Scopo dell'esercizio:
Rispondi in base all'articolo:
1. Per quanti anni vale l'interdizione dai pubblici uffici confermata come pena accessoria?
2. Secondo l'articolo, quando e dove si avrà la guerra definitiva?
3. A chi è stata attribuita la presidenza della Commissione Giustizia del Senato?

Estratto della pagina:
========================

IL GRANDE PARADOSSO: L’INDECOROSO LA STA ‘SFANGANDO’ ANCHE QUESTA VOLTA
Strane (fortuite?) coincidenze??
di Cagliostro
Oggi è arrivata la conferma, in appello, della sentenza di primo grado del processo Mediaset: quattro anni (di cui tre “indultati”) per il padrone del vapore, il noto Oleonese. Pena accessoria ribadita: cinque anni di interdizione dai pubblici uffici, che è la cosa che maggiormente brucia per le ambizioni dell’Indecoroso. Reato principale: evasione fiscale, cosa che per “il più grande contribuente italiano” (versioni Santadeché e Gelmini, quella – per intenderci – che ha distrutto l’Università ed ha inventato il tunnel fra Svizzera e Gran Sasso per la corsa dei neutrini!!) suona molto beffarda. Alla triste notizia sono insorte come un sol uomo le schiere dei valvassori e dei valvassini a libro paga dell’Innominato, tutti partecipanti alla truculenta gara di chi sapeva usare l’epiteto più infangante nei confronti della Magistratura in generale e di quella milanese in particolare.
Il capo, tale Berluscone, alias l’Oleonese, alias l’Unto del Signore, ha usato questa volta un atteggiamento insolito: ha subito trattenuto la rabbia ed ha preteso che i suoi alzassero sì l‘asticella della protesta ma non facessero ricadere sul governo appena costituto alcuna conseguenza negativa. Almeno per ora, quindi, Letta jr, nipote mazzariniano del più noto, felpato ed onnipresente zio (Letta senior, primo “consigliore” del Caimano, nonché ‘maggiordomo’ papale) può dormire sonni relativamente tranquilli. L’Innominato infatti, scrutando a fondo gli eventi in una prospettiva di breve/medio periodo, ha perfettamente capito che deve sapientemente dosare, in questo frangente, il bastone e la carota, essendo paradossalmente questo il momento a lui più favorevole.
Nel giro di poche ore egli, infatti, ha sì subìto l’affronto della seconda (provvisoria) condanna, pesante ed infamante finché si vuole ma pur sempre espressione di una battaglia, non di una guerra perduta. E la guerra definitiva si avrà solo verso l‘autunno in Cassazione. Ed ecco la parte positiva del bilancio di queste ultime 24 ore: al di là della sentenza negativa, il Cainano ha ottenuto due eclatanti risultati che costituiscono il pilastro ed il fondamento per il suo successo, per il suo”riscatto” prossimo futuro. Mi riferisco alle due nomine intervenute sempre ieri: la presidenza della Commissione Giustizia del Senato attribuita al fido Francesco Nitto Palma e la prima presidenza della Corte di Cassazione attribuita all’altro simpatizzante (per non etichettarlo in modo più…erosivo), il giudice Giorgio Croce.

========================

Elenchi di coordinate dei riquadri
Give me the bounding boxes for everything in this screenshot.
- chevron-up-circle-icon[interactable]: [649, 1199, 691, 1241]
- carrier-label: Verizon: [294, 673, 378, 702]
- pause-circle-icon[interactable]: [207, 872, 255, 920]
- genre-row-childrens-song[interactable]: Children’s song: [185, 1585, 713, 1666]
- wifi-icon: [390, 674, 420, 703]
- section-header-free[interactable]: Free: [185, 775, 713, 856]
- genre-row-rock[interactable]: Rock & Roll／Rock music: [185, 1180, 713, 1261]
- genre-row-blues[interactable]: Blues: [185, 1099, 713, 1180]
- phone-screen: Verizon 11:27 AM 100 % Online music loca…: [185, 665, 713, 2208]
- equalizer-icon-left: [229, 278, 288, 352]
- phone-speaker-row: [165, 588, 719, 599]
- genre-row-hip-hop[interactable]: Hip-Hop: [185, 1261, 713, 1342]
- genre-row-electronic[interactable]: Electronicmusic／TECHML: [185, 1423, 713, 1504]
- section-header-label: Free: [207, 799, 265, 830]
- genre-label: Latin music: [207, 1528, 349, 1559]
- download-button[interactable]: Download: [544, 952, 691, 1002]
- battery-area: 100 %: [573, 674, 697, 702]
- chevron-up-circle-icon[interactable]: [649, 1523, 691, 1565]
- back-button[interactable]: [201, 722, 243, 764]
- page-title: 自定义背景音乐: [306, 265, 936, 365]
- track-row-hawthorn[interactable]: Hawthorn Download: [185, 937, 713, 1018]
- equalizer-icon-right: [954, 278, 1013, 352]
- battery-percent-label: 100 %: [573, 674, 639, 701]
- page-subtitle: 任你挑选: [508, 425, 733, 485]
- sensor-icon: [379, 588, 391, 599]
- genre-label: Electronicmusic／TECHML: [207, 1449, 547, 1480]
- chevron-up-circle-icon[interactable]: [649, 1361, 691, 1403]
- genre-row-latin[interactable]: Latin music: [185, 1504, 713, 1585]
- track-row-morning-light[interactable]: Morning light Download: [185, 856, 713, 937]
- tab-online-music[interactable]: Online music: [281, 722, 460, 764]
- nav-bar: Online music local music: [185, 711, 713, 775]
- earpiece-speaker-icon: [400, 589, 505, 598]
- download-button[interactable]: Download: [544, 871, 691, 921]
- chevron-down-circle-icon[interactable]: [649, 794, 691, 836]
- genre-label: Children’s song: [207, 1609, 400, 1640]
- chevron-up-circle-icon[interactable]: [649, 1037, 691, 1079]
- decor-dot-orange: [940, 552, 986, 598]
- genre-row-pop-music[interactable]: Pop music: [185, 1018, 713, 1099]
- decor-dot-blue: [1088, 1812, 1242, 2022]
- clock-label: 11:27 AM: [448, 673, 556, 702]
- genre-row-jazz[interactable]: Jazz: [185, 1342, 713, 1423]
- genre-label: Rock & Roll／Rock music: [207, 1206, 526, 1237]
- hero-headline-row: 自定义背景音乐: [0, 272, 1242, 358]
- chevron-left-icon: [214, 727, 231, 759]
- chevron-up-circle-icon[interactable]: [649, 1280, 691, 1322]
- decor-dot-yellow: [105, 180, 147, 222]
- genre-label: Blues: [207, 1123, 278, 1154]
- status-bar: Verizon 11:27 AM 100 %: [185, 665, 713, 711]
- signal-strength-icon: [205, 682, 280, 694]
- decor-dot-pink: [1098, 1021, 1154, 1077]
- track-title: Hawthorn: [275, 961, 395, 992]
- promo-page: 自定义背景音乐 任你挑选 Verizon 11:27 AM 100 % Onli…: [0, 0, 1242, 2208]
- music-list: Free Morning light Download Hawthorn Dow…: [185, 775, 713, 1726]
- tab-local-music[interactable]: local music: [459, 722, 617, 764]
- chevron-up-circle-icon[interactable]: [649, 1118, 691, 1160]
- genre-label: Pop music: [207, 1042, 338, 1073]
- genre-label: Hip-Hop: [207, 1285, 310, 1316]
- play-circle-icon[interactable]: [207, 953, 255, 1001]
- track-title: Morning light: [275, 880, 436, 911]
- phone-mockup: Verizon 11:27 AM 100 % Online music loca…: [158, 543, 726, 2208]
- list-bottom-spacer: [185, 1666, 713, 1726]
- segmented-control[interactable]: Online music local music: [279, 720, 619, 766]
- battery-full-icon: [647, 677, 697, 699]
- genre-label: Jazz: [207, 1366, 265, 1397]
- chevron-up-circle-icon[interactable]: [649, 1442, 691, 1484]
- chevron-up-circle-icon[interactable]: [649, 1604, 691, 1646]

========================

Risposta qui sotto:
1. Cinque anni.
2. Verso l'autunno, in Cassazione.
3. A Francesco Nitto Palma.